Rows from a figure dataset
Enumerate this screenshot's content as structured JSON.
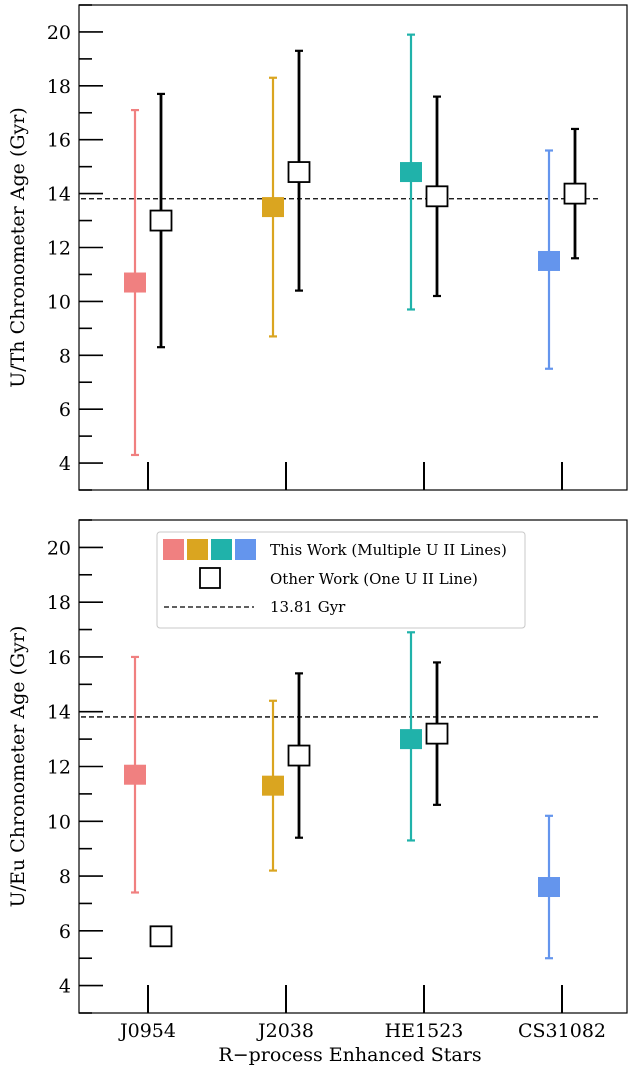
{
  "chart_data": [
    {
      "type": "scatter",
      "panel": "top",
      "categories": [
        "J0954",
        "J2038",
        "HE1523",
        "CS31082"
      ],
      "ylabel": "U/Th Chronometer Age (Gyr)",
      "xlabel": "",
      "ylim": [
        3,
        21
      ],
      "yticks": [
        4,
        6,
        8,
        10,
        12,
        14,
        16,
        18,
        20
      ],
      "reference_line": 13.81,
      "series": [
        {
          "name": "This Work (Multiple U II Lines)",
          "marker": "filled-square",
          "colors": [
            "#f08080",
            "#daa520",
            "#20b2aa",
            "#6495ed"
          ],
          "values": [
            10.7,
            13.5,
            14.8,
            11.5
          ],
          "err_low": [
            4.3,
            8.7,
            9.7,
            7.5
          ],
          "err_high": [
            17.1,
            18.3,
            19.9,
            15.6
          ]
        },
        {
          "name": "Other Work (One U II Line)",
          "marker": "open-square",
          "colors": [
            "#000000",
            "#000000",
            "#000000",
            "#000000"
          ],
          "values": [
            13.0,
            14.8,
            13.9,
            14.0
          ],
          "err_low": [
            8.3,
            10.4,
            10.2,
            11.6
          ],
          "err_high": [
            17.7,
            19.3,
            17.6,
            16.4
          ]
        }
      ]
    },
    {
      "type": "scatter",
      "panel": "bottom",
      "categories": [
        "J0954",
        "J2038",
        "HE1523",
        "CS31082"
      ],
      "ylabel": "U/Eu Chronometer Age (Gyr)",
      "xlabel": "R−process Enhanced Stars",
      "ylim": [
        3,
        21
      ],
      "yticks": [
        4,
        6,
        8,
        10,
        12,
        14,
        16,
        18,
        20
      ],
      "reference_line": 13.81,
      "series": [
        {
          "name": "This Work (Multiple U II Lines)",
          "marker": "filled-square",
          "colors": [
            "#f08080",
            "#daa520",
            "#20b2aa",
            "#6495ed"
          ],
          "values": [
            11.7,
            11.3,
            13.0,
            7.6
          ],
          "err_low": [
            7.4,
            8.2,
            9.3,
            5.0
          ],
          "err_high": [
            16.0,
            14.4,
            16.9,
            10.2
          ]
        },
        {
          "name": "Other Work (One U II Line)",
          "marker": "open-square",
          "colors": [
            "#000000",
            "#000000",
            "#000000",
            "#000000"
          ],
          "values": [
            5.8,
            12.4,
            13.2,
            null
          ],
          "err_low": [
            null,
            9.4,
            10.6,
            null
          ],
          "err_high": [
            null,
            15.4,
            15.8,
            null
          ]
        }
      ],
      "legend": {
        "placement": "top",
        "entries": [
          {
            "label": "This Work (Multiple U II Lines)",
            "swatch": "filled-squares",
            "colors": [
              "#f08080",
              "#daa520",
              "#20b2aa",
              "#6495ed"
            ]
          },
          {
            "label": "Other Work (One U II Line)",
            "swatch": "open-square"
          },
          {
            "label": "13.81 Gyr",
            "swatch": "dashed-line"
          }
        ]
      }
    }
  ]
}
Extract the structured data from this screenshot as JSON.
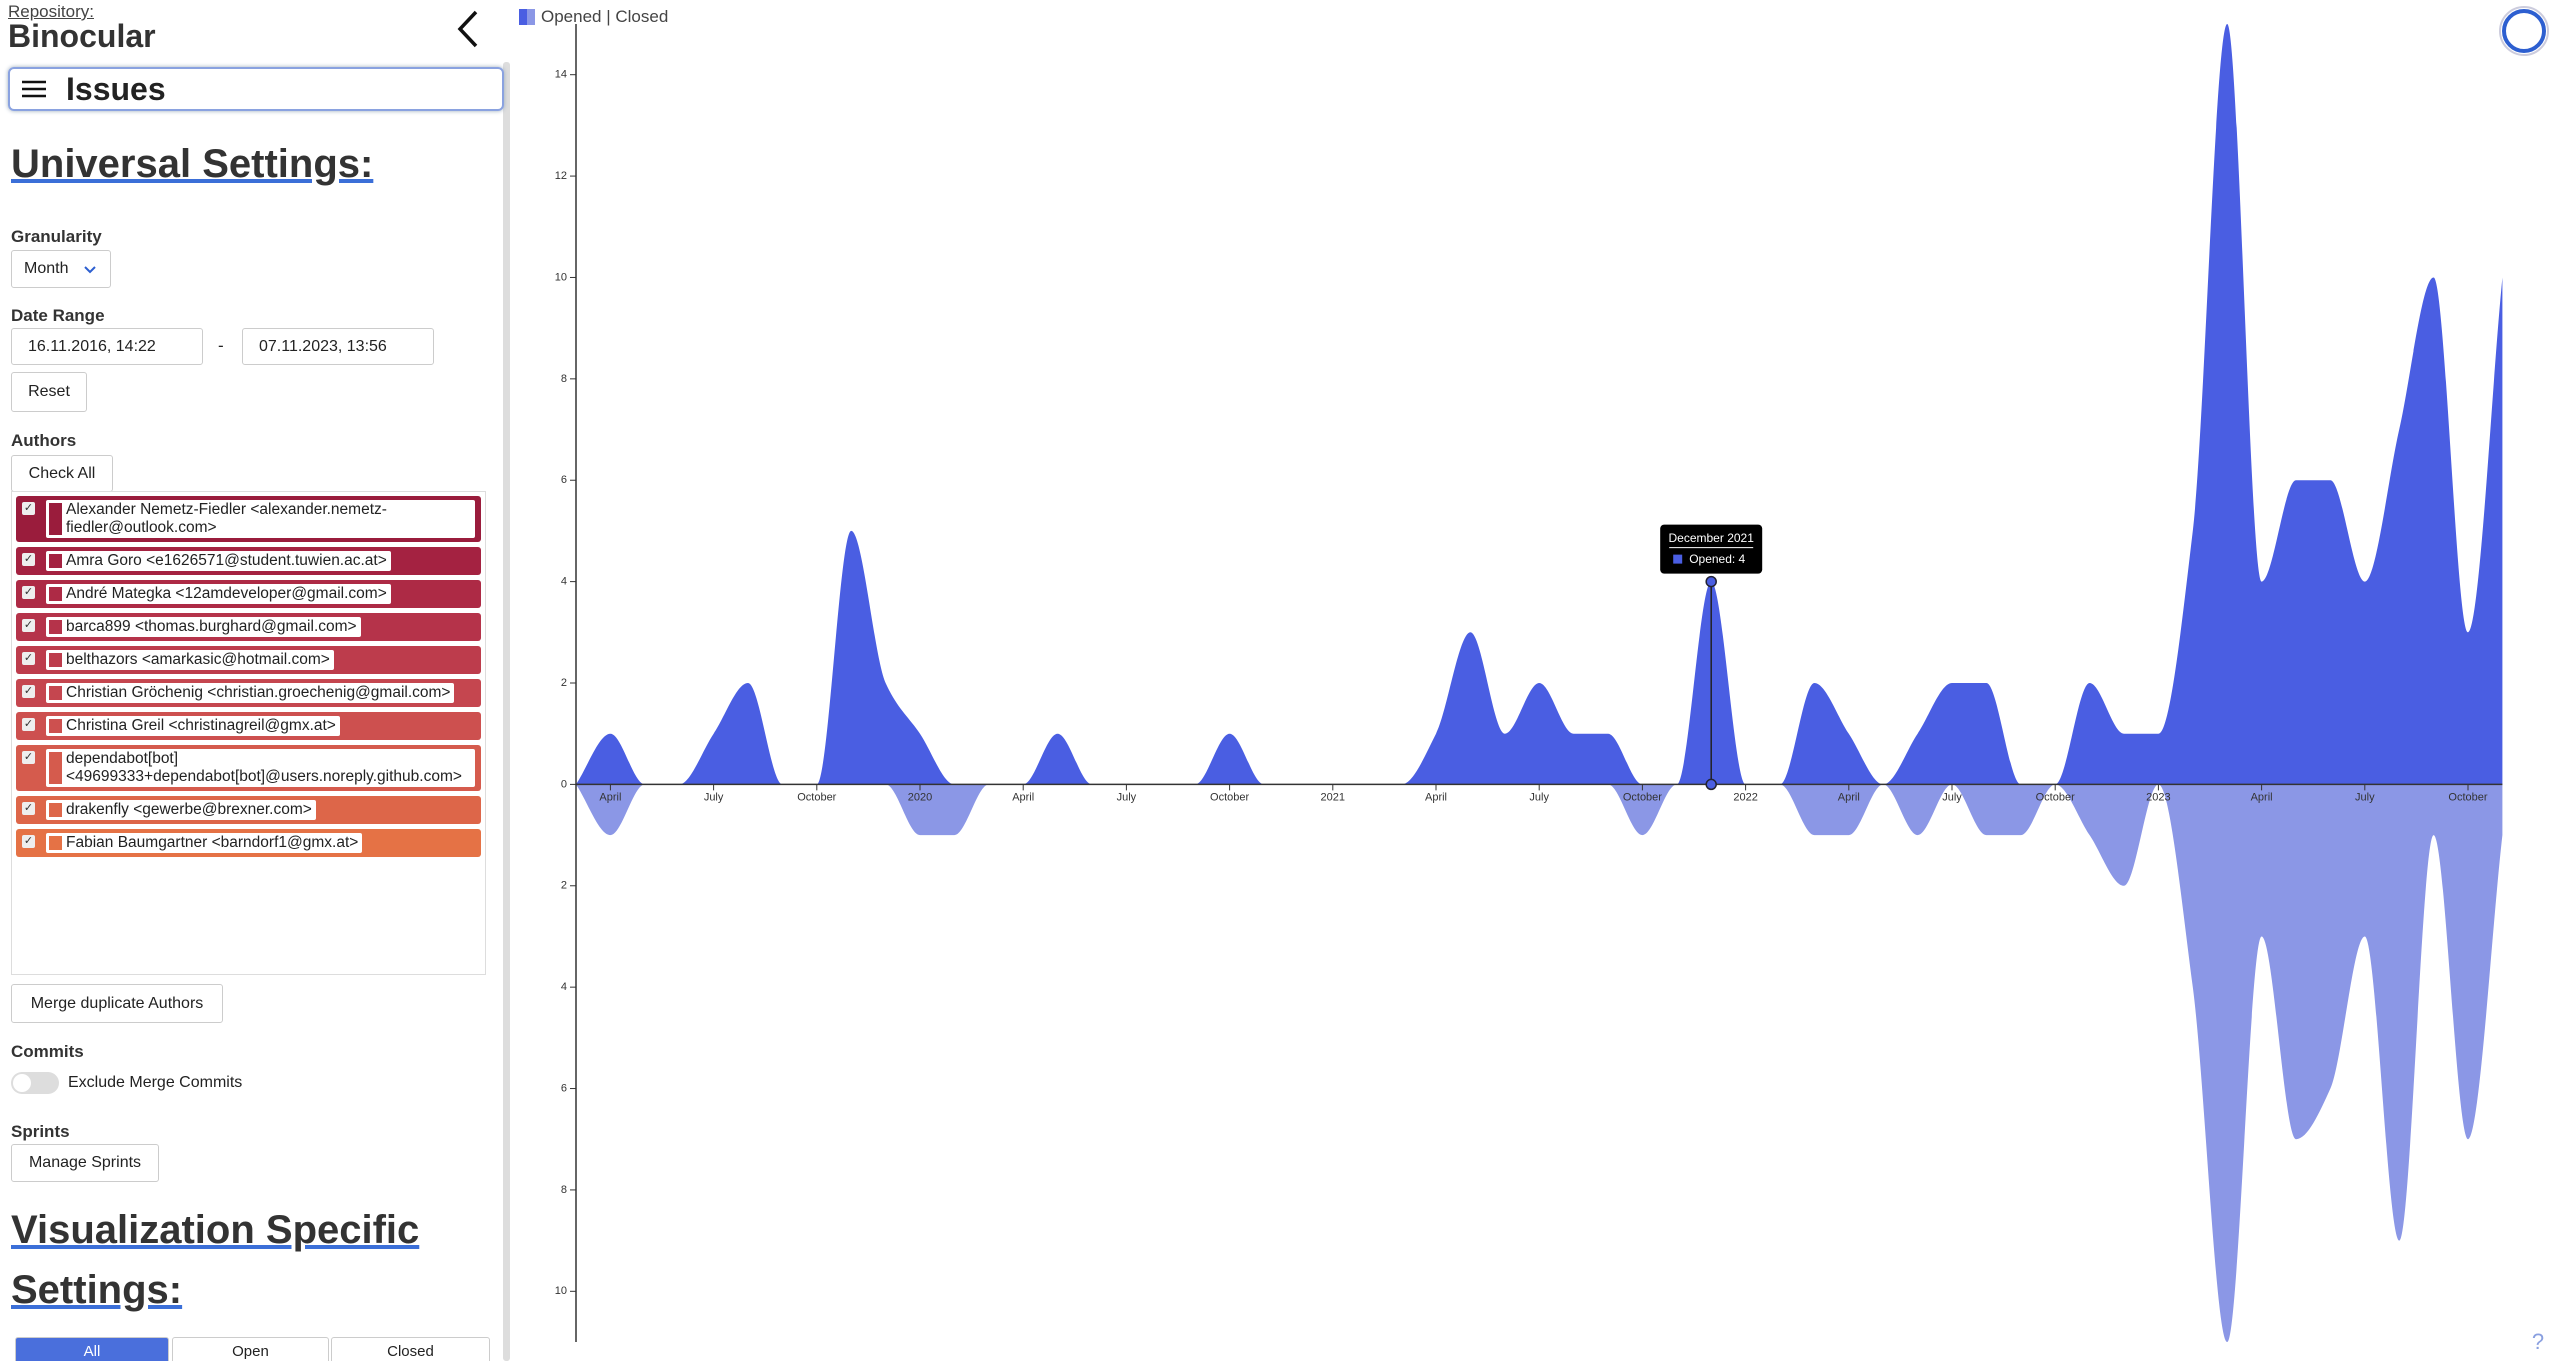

WHAT YOU WILL DO:
Wherever the word "xlabel" occurs in a line of the listing, copy that line.

SOLVED PROBLEM:
      "xlabel": "",
      "xlabel": "R−process Enhanced Stars",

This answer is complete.